[Dataset records]
⟨
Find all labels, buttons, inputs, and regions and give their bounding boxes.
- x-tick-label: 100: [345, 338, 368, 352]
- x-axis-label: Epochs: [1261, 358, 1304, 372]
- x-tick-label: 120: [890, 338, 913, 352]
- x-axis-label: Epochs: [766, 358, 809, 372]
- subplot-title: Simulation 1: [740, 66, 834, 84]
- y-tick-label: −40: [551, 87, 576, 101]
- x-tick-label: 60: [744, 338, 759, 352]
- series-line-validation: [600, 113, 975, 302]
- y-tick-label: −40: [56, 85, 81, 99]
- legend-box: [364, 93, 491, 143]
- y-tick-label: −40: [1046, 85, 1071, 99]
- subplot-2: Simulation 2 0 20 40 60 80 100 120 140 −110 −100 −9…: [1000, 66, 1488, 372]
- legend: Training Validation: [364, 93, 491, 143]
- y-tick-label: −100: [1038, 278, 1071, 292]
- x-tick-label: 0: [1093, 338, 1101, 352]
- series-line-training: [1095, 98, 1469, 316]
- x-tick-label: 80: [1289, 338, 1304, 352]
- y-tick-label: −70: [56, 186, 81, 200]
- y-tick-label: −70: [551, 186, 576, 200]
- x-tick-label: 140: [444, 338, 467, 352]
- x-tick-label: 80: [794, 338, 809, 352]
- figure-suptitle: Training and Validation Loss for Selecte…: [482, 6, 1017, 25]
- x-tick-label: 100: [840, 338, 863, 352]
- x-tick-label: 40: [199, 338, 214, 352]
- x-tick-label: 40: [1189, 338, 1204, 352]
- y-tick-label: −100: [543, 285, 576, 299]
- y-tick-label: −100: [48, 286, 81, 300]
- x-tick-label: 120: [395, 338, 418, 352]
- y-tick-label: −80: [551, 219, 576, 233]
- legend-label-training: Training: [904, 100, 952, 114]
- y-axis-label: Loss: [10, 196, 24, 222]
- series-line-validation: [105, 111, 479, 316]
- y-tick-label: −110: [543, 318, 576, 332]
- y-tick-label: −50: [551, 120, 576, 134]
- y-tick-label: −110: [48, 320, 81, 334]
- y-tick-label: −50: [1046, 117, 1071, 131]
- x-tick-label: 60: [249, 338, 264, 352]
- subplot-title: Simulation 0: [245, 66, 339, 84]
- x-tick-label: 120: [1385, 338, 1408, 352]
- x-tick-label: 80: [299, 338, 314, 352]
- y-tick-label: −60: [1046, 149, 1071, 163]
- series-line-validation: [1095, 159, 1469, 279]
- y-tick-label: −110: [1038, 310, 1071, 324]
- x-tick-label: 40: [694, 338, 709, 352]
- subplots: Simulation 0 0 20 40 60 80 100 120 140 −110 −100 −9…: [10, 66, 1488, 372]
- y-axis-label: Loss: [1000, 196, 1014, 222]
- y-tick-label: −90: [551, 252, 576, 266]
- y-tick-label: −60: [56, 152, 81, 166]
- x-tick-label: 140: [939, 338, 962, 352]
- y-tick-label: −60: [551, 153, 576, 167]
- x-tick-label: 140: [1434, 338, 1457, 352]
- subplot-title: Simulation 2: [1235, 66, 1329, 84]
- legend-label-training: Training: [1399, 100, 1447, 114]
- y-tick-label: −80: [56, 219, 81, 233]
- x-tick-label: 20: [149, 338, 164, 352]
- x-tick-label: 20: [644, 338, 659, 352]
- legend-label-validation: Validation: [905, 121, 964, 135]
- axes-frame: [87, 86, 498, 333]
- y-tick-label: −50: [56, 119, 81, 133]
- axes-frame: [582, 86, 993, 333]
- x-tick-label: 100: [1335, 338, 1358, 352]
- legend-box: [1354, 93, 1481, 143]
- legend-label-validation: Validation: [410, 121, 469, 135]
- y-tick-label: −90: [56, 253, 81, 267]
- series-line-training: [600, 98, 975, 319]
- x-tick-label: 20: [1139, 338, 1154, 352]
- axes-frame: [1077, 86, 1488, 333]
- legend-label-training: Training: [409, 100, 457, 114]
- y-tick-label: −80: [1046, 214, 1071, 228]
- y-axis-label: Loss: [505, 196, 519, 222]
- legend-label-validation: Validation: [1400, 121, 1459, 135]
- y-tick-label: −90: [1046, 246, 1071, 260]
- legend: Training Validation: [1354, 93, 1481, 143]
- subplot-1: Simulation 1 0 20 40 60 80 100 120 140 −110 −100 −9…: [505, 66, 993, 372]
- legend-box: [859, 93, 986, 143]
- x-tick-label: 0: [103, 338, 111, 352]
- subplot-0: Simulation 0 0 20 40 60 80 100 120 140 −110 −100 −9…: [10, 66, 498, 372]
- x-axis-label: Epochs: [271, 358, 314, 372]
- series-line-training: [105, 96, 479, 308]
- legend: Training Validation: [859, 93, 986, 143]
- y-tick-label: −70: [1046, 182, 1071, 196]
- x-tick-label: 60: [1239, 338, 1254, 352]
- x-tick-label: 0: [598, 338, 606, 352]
⟩
**EXERCISE GOAL:** Give only the number of lines in the records above that contain the string "legend", counting case.

**RESPONSE:** 12